# Extracted entries:
* Begin *
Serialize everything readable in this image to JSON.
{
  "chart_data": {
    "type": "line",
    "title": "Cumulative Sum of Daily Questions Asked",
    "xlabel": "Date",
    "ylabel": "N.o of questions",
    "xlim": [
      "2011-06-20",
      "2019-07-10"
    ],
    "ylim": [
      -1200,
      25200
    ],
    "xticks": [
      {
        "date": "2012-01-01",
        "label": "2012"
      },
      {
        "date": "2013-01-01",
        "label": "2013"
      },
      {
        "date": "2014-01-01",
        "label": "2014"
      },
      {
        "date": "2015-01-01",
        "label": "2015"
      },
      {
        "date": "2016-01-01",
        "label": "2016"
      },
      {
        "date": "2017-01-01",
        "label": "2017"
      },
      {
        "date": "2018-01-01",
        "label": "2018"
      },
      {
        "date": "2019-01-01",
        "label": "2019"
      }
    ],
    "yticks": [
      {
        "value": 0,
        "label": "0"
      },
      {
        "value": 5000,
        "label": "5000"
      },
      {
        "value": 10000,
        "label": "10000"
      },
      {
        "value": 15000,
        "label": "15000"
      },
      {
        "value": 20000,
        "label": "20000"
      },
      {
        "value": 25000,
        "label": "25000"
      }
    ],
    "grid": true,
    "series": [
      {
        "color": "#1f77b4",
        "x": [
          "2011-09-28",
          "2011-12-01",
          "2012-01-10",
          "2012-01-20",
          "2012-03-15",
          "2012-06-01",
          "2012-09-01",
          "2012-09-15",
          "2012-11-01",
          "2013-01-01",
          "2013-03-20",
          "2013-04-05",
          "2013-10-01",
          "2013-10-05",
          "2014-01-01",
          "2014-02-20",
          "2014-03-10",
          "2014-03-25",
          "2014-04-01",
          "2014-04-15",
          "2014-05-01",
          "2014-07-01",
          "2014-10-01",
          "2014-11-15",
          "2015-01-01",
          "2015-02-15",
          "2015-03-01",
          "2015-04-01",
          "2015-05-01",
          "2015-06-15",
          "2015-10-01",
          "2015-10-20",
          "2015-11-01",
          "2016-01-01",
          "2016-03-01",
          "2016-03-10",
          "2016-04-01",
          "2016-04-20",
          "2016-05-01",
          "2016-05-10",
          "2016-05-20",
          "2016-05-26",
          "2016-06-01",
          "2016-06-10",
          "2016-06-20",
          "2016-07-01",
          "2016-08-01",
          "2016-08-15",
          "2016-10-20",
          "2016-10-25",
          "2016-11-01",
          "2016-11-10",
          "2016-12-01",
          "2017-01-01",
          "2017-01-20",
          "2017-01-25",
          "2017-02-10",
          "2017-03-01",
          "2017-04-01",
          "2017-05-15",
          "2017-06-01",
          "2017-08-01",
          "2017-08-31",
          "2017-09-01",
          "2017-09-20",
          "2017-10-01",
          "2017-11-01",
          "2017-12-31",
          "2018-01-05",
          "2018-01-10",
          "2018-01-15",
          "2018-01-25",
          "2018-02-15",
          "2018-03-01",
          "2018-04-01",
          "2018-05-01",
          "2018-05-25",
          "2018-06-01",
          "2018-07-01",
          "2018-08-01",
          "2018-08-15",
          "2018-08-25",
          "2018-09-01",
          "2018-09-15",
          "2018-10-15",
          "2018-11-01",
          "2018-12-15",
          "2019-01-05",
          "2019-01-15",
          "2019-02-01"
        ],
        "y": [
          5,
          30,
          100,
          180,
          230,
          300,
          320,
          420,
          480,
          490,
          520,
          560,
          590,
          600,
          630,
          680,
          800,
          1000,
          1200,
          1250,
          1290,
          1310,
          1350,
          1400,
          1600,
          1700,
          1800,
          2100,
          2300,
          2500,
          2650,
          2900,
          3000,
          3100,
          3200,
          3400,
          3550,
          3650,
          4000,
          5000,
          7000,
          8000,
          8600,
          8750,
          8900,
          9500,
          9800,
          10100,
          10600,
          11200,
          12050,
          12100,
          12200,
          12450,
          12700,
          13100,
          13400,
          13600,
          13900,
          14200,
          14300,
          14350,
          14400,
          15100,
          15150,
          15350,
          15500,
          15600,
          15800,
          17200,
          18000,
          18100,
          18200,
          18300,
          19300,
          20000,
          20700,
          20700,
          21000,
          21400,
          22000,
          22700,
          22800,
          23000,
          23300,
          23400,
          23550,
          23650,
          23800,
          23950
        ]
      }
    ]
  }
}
* End *
# Set problem:
Isolate the lines that hold the word "value" and copy all of them.

# Complete response:
        "value": 0,
        "value": 5000,
        "value": 10000,
        "value": 15000,
        "value": 20000,
        "value": 25000,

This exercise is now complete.